§ **Given problem**:
Repeat the records below exactly, leaving out any pictures.

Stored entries
-.-.-
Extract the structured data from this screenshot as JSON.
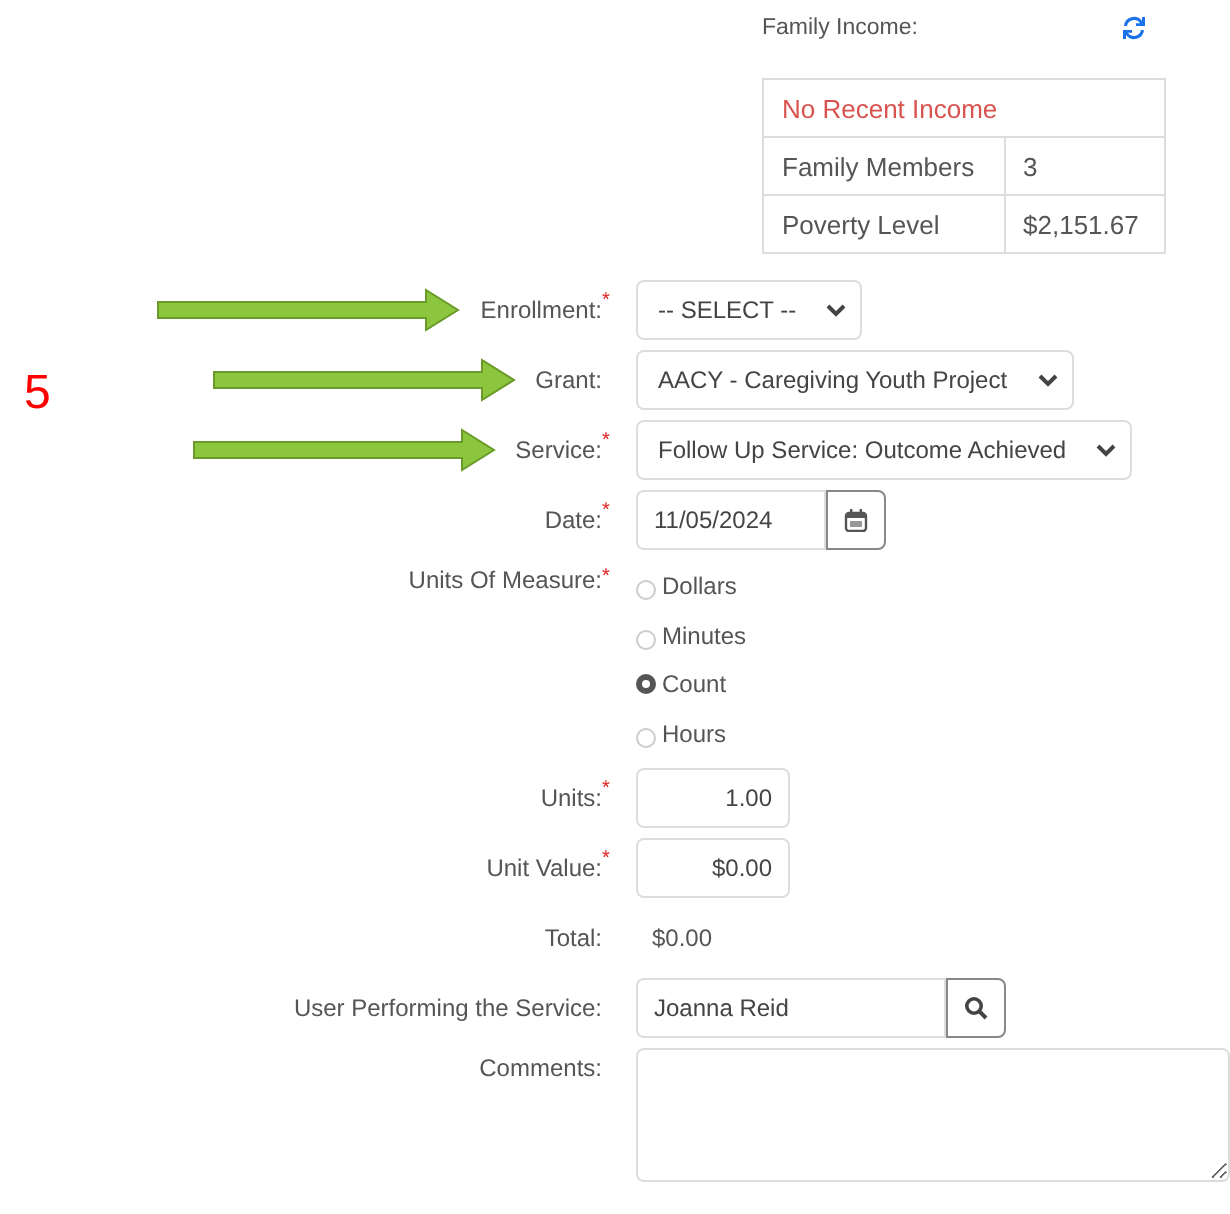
{
  "family_income": {
    "label": "Family Income:",
    "message": "No Recent Income",
    "rows": [
      {
        "label": "Family Members",
        "value": "3"
      },
      {
        "label": "Poverty Level",
        "value": "$2,151.67"
      }
    ]
  },
  "step_number": "5",
  "fields": [
    {
      "kind": "select",
      "label": "Enrollment:",
      "required_mark": "*",
      "arrow": true,
      "value": "-- SELECT --"
    },
    {
      "kind": "select",
      "label": "Grant:",
      "arrow": true,
      "value": "AACY - Caregiving Youth Project"
    },
    {
      "kind": "select",
      "label": "Service:",
      "required_mark": "*",
      "arrow": true,
      "value": "Follow Up Service: Outcome Achieved"
    },
    {
      "kind": "date",
      "label": "Date:",
      "required_mark": "*",
      "value": "11/05/2024"
    },
    {
      "kind": "radio",
      "label": "Units Of Measure:",
      "required_mark": "*",
      "options": [
        {
          "label": "Dollars",
          "selected": false
        },
        {
          "label": "Minutes",
          "selected": false
        },
        {
          "label": "Count",
          "selected": true
        },
        {
          "label": "Hours",
          "selected": false
        }
      ]
    },
    {
      "kind": "number",
      "label": "Units:",
      "required_mark": "*",
      "value": "1.00"
    },
    {
      "kind": "number",
      "label": "Unit Value:",
      "required_mark": "*",
      "value": "$0.00"
    },
    {
      "kind": "static",
      "label": "Total:",
      "value": "$0.00"
    },
    {
      "kind": "lookup",
      "label": "User Performing the Service:",
      "value": "Joanna Reid"
    },
    {
      "kind": "textarea",
      "label": "Comments:"
    }
  ]
}
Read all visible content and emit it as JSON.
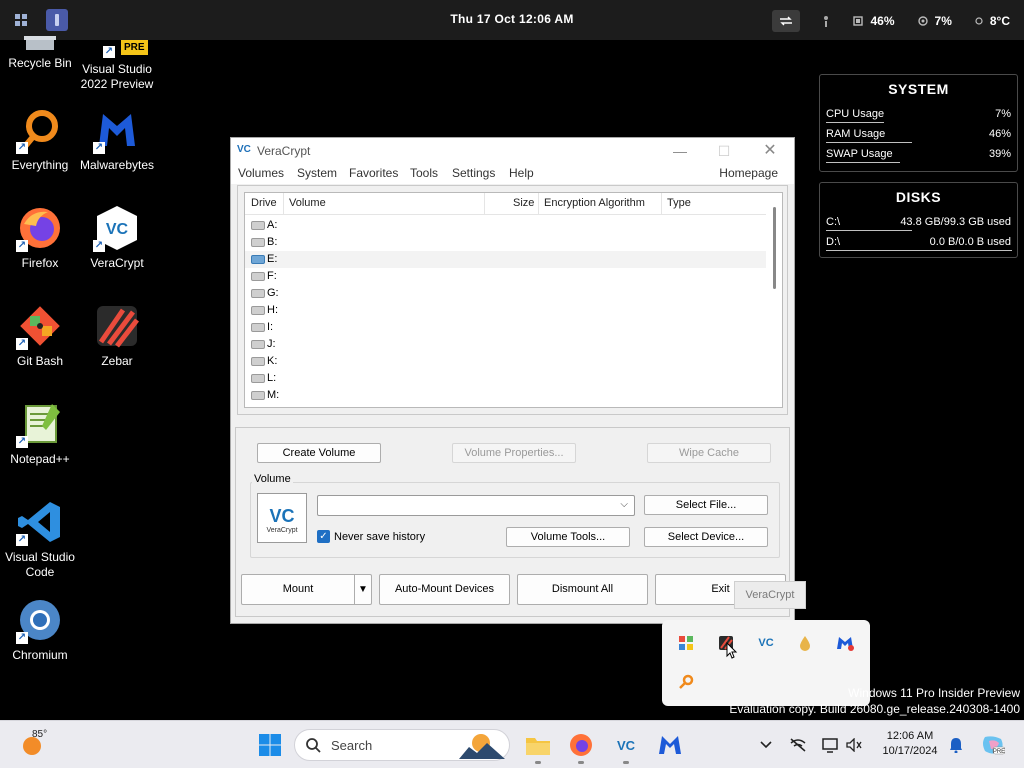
{
  "topbar": {
    "clock": "Thu 17 Oct 12:06 AM",
    "cpu": "46%",
    "mem": "7%",
    "temp": "8°C"
  },
  "desktop": {
    "icons": [
      {
        "label": "Recycle Bin"
      },
      {
        "label": "Visual Studio 2022 Preview",
        "badge": "PRE"
      },
      {
        "label": "Everything"
      },
      {
        "label": "Malwarebytes"
      },
      {
        "label": "Firefox"
      },
      {
        "label": "VeraCrypt"
      },
      {
        "label": "Git Bash"
      },
      {
        "label": "Zebar"
      },
      {
        "label": "Notepad++"
      },
      {
        "label": "Visual Studio Code"
      },
      {
        "label": "Chromium"
      }
    ]
  },
  "system_panel": {
    "title": "SYSTEM",
    "rows": [
      {
        "label": "CPU Usage",
        "value": "7%",
        "fraction": 0.07
      },
      {
        "label": "RAM Usage",
        "value": "46%",
        "fraction": 0.46
      },
      {
        "label": "SWAP Usage",
        "value": "39%",
        "fraction": 0.39
      }
    ]
  },
  "disks_panel": {
    "title": "DISKS",
    "rows": [
      {
        "label": "C:\\",
        "value": "43.8 GB/99.3 GB used",
        "fraction": 0.44
      },
      {
        "label": "D:\\",
        "value": "0.0 B/0.0 B used",
        "fraction": 1.0
      }
    ]
  },
  "veracrypt": {
    "title": "VeraCrypt",
    "menu": [
      "Volumes",
      "System",
      "Favorites",
      "Tools",
      "Settings",
      "Help"
    ],
    "homepage": "Homepage",
    "columns": [
      "Drive",
      "Volume",
      "Size",
      "Encryption Algorithm",
      "Type"
    ],
    "drives": [
      "A:",
      "B:",
      "E:",
      "F:",
      "G:",
      "H:",
      "I:",
      "J:",
      "K:",
      "L:",
      "M:"
    ],
    "selected_drive": "E:",
    "buttons": {
      "create_volume": "Create Volume",
      "volume_properties": "Volume Properties...",
      "wipe_cache": "Wipe Cache",
      "select_file": "Select File...",
      "volume_tools": "Volume Tools...",
      "select_device": "Select Device...",
      "mount": "Mount",
      "auto_mount": "Auto-Mount Devices",
      "dismount_all": "Dismount All",
      "exit": "Exit"
    },
    "volume_group_label": "Volume",
    "volume_path": "",
    "never_save_history": "Never save history",
    "never_save_history_checked": true,
    "logo_text": "VeraCrypt",
    "tooltip": "VeraCrypt"
  },
  "watermark": {
    "line1": "Windows 11 Pro Insider Preview",
    "line2": "Evaluation copy. Build 26080.ge_release.240308-1400"
  },
  "taskbar": {
    "weather_temp": "85°",
    "search_placeholder": "Search",
    "time": "12:06 AM",
    "date": "10/17/2024"
  }
}
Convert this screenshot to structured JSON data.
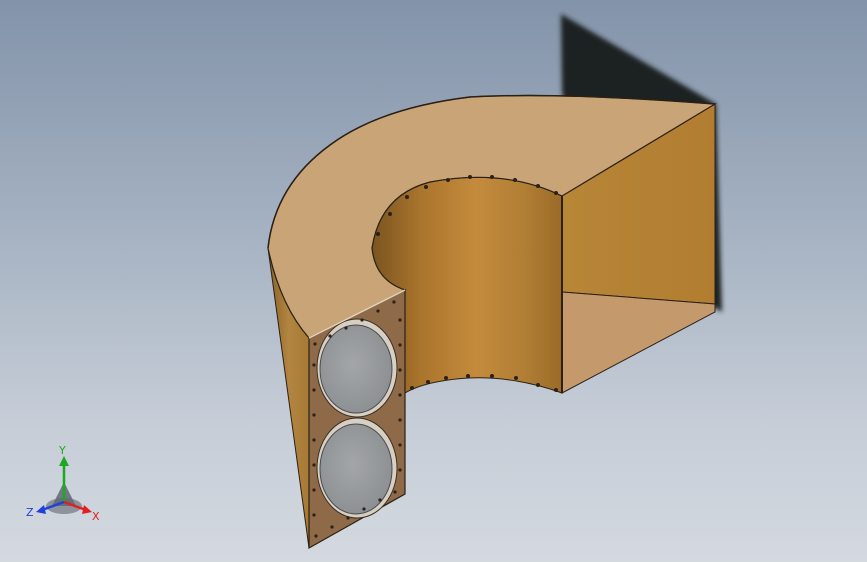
{
  "viewport": {
    "background_top": "#8393a9",
    "background_bottom": "#d4d9e0"
  },
  "model": {
    "material_color": "#b6843a",
    "top_face_color": "#c9a477",
    "end_panel_color": "#8f6a48",
    "speaker_cone_color": "#9b9ea1",
    "fastener_color": "#2a2118",
    "shadow_color": "#1e2022",
    "speaker_count": 2
  },
  "triad": {
    "labels": {
      "x": "X",
      "y": "Y",
      "z": "Z"
    },
    "colors": {
      "x": "#e02020",
      "y": "#1fa81f",
      "z": "#2040d8"
    }
  }
}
-.-.-
§ **Answer below**:
Extract the structured data from this screenshot as JSON.
{
  "family_income": {
    "label": "Family Income:",
    "message": "No Recent Income",
    "rows": [
      {
        "label": "Family Members",
        "value": "3"
      },
      {
        "label": "Poverty Level",
        "value": "$2,151.67"
      }
    ]
  },
  "step_number": "5",
  "fields": [
    {
      "kind": "select",
      "label": "Enrollment:",
      "required_mark": "*",
      "arrow": true,
      "value": "-- SELECT --"
    },
    {
      "kind": "select",
      "label": "Grant:",
      "arrow": true,
      "value": "AACY - Caregiving Youth Project"
    },
    {
      "kind": "select",
      "label": "Service:",
      "required_mark": "*",
      "arrow": true,
      "value": "Follow Up Service: Outcome Achieved"
    },
    {
      "kind": "date",
      "label": "Date:",
      "required_mark": "*",
      "value": "11/05/2024"
    },
    {
      "kind": "radio",
      "label": "Units Of Measure:",
      "required_mark": "*",
      "options": [
        {
          "label": "Dollars",
          "selected": false
        },
        {
          "label": "Minutes",
          "selected": false
        },
        {
          "label": "Count",
          "selected": true
        },
        {
          "label": "Hours",
          "selected": false
        }
      ]
    },
    {
      "kind": "number",
      "label": "Units:",
      "required_mark": "*",
      "value": "1.00"
    },
    {
      "kind": "number",
      "label": "Unit Value:",
      "required_mark": "*",
      "value": "$0.00"
    },
    {
      "kind": "static",
      "label": "Total:",
      "value": "$0.00"
    },
    {
      "kind": "lookup",
      "label": "User Performing the Service:",
      "value": "Joanna Reid"
    },
    {
      "kind": "textarea",
      "label": "Comments:"
    }
  ]
}
Read all visible content and emit it as JSON.
{
  "topbar": {
    "clock": "Thu 17 Oct 12:06 AM",
    "cpu": "46%",
    "mem": "7%",
    "temp": "8°C"
  },
  "desktop": {
    "icons": [
      {
        "label": "Recycle Bin"
      },
      {
        "label": "Visual Studio 2022 Preview",
        "badge": "PRE"
      },
      {
        "label": "Everything"
      },
      {
        "label": "Malwarebytes"
      },
      {
        "label": "Firefox"
      },
      {
        "label": "VeraCrypt"
      },
      {
        "label": "Git Bash"
      },
      {
        "label": "Zebar"
      },
      {
        "label": "Notepad++"
      },
      {
        "label": "Visual Studio Code"
      },
      {
        "label": "Chromium"
      }
    ]
  },
  "system_panel": {
    "title": "SYSTEM",
    "rows": [
      {
        "label": "CPU Usage",
        "value": "7%",
        "fraction": 0.07
      },
      {
        "label": "RAM Usage",
        "value": "46%",
        "fraction": 0.46
      },
      {
        "label": "SWAP Usage",
        "value": "39%",
        "fraction": 0.39
      }
    ]
  },
  "disks_panel": {
    "title": "DISKS",
    "rows": [
      {
        "label": "C:\\",
        "value": "43.8 GB/99.3 GB used",
        "fraction": 0.44
      },
      {
        "label": "D:\\",
        "value": "0.0 B/0.0 B used",
        "fraction": 1.0
      }
    ]
  },
  "veracrypt": {
    "title": "VeraCrypt",
    "menu": [
      "Volumes",
      "System",
      "Favorites",
      "Tools",
      "Settings",
      "Help"
    ],
    "homepage": "Homepage",
    "columns": [
      "Drive",
      "Volume",
      "Size",
      "Encryption Algorithm",
      "Type"
    ],
    "drives": [
      "A:",
      "B:",
      "E:",
      "F:",
      "G:",
      "H:",
      "I:",
      "J:",
      "K:",
      "L:",
      "M:"
    ],
    "selected_drive": "E:",
    "buttons": {
      "create_volume": "Create Volume",
      "volume_properties": "Volume Properties...",
      "wipe_cache": "Wipe Cache",
      "select_file": "Select File...",
      "volume_tools": "Volume Tools...",
      "select_device": "Select Device...",
      "mount": "Mount",
      "auto_mount": "Auto-Mount Devices",
      "dismount_all": "Dismount All",
      "exit": "Exit"
    },
    "volume_group_label": "Volume",
    "volume_path": "",
    "never_save_history": "Never save history",
    "never_save_history_checked": true,
    "logo_text": "VeraCrypt",
    "tooltip": "VeraCrypt"
  },
  "watermark": {
    "line1": "Windows 11 Pro Insider Preview",
    "line2": "Evaluation copy. Build 26080.ge_release.240308-1400"
  },
  "taskbar": {
    "weather_temp": "85°",
    "search_placeholder": "Search",
    "time": "12:06 AM",
    "date": "10/17/2024"
  }
}
Convert this screenshot to structured JSON data.
{
  "viewport": {
    "background_top": "#8393a9",
    "background_bottom": "#d4d9e0"
  },
  "model": {
    "material_color": "#b6843a",
    "top_face_color": "#c9a477",
    "end_panel_color": "#8f6a48",
    "speaker_cone_color": "#9b9ea1",
    "fastener_color": "#2a2118",
    "shadow_color": "#1e2022",
    "speaker_count": 2
  },
  "triad": {
    "labels": {
      "x": "X",
      "y": "Y",
      "z": "Z"
    },
    "colors": {
      "x": "#e02020",
      "y": "#1fa81f",
      "z": "#2040d8"
    }
  }
}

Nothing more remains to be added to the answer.